WHAT YOU HAVE TO DO
Search the listing below for the string "placeholder" and show each line that contains it.
------ AVAILABLE DATA
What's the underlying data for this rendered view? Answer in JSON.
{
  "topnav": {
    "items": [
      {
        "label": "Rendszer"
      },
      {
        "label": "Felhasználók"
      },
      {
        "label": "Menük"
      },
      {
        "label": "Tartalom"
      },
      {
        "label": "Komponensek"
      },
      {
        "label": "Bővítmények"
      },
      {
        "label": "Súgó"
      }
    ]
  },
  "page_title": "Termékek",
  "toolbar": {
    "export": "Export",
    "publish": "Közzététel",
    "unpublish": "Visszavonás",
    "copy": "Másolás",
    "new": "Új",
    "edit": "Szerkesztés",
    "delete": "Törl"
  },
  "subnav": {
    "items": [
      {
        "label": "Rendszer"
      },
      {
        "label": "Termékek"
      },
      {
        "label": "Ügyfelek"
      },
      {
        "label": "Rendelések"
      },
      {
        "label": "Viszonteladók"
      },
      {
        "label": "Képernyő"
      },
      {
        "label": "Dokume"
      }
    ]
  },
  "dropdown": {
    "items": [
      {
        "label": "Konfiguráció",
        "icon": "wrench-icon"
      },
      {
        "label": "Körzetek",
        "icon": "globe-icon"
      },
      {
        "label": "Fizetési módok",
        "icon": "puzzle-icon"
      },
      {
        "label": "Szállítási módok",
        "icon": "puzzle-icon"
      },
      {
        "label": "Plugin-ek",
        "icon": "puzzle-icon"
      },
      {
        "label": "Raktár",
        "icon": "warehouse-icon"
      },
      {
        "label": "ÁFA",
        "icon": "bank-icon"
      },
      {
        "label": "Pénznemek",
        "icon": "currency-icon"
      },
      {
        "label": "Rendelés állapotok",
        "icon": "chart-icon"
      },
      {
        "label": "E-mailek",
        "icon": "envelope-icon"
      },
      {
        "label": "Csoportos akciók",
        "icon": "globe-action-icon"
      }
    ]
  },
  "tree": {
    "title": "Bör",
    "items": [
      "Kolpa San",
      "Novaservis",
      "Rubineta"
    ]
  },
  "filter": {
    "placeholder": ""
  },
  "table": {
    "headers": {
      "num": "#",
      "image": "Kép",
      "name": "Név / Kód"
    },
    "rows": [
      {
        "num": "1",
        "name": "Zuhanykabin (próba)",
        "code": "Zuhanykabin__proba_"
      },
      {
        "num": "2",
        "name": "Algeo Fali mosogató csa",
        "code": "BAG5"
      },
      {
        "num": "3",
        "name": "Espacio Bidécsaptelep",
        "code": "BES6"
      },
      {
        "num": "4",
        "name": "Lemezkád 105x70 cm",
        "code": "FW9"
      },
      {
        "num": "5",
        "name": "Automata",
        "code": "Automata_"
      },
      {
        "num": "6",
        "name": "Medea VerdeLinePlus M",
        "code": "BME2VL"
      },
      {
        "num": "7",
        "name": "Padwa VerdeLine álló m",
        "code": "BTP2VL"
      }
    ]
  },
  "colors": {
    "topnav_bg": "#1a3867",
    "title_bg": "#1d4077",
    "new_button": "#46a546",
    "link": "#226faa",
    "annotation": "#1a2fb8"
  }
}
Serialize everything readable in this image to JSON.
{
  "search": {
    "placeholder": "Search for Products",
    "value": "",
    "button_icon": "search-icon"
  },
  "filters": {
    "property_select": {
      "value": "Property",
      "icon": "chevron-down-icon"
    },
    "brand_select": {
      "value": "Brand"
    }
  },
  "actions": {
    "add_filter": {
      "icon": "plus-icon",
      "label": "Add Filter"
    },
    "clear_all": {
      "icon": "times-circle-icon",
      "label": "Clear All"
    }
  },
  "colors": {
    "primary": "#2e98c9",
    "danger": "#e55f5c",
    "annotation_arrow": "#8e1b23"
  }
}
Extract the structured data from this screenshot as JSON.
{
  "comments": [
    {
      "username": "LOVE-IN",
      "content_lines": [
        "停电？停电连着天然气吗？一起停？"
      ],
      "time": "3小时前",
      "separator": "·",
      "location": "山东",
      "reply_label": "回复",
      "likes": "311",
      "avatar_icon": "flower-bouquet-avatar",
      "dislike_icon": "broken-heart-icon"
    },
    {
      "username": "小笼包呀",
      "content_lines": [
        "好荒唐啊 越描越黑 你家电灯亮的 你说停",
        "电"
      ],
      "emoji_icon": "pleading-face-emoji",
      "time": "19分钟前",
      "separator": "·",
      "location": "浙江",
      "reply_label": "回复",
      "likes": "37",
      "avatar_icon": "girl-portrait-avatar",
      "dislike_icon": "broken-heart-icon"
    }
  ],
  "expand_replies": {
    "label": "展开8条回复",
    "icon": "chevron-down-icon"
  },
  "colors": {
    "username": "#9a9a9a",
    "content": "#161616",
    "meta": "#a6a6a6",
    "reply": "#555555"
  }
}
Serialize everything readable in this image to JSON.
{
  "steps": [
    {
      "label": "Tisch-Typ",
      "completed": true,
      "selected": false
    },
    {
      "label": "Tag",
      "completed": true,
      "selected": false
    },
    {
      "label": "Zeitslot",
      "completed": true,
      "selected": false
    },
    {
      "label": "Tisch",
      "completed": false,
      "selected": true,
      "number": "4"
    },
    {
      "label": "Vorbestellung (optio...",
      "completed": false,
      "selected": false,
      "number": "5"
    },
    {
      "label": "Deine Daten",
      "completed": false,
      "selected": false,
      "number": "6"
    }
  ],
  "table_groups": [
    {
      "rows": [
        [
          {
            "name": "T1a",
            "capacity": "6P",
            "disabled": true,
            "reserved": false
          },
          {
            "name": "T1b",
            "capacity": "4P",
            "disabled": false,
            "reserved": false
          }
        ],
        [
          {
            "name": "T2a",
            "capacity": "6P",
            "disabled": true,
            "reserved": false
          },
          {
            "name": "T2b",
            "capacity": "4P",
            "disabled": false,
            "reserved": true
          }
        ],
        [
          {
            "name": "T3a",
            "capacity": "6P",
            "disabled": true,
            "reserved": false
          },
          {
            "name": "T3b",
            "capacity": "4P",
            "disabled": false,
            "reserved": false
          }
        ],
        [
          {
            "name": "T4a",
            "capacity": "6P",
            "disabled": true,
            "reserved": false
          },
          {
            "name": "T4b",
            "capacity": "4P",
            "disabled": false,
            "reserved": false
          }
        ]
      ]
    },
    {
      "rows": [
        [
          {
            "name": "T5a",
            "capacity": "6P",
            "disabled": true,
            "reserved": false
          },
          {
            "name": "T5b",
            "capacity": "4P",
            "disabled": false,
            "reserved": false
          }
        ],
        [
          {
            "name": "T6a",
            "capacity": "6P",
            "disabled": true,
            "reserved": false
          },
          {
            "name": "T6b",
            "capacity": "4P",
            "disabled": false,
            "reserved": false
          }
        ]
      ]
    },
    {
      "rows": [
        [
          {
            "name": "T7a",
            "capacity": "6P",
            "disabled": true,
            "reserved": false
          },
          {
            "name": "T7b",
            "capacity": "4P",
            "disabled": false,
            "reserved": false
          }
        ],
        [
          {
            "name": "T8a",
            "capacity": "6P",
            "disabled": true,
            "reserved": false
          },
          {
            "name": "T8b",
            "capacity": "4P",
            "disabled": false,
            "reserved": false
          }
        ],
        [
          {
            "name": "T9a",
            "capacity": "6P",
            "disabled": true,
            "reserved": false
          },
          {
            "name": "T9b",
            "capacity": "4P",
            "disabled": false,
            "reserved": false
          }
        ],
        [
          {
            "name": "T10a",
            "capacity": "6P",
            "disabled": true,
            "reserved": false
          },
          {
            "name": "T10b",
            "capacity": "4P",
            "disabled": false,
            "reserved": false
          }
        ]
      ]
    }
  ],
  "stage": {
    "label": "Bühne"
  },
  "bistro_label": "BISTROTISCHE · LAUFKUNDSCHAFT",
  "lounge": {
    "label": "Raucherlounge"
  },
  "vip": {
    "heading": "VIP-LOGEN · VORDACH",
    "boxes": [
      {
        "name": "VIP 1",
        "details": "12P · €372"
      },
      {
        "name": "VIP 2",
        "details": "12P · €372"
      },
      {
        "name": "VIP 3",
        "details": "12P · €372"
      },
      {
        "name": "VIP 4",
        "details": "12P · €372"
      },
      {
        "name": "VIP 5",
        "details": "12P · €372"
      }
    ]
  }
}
------------
WRITTEN SOLUTION
    "placeholder": ""
    "placeholder": "Search for Products",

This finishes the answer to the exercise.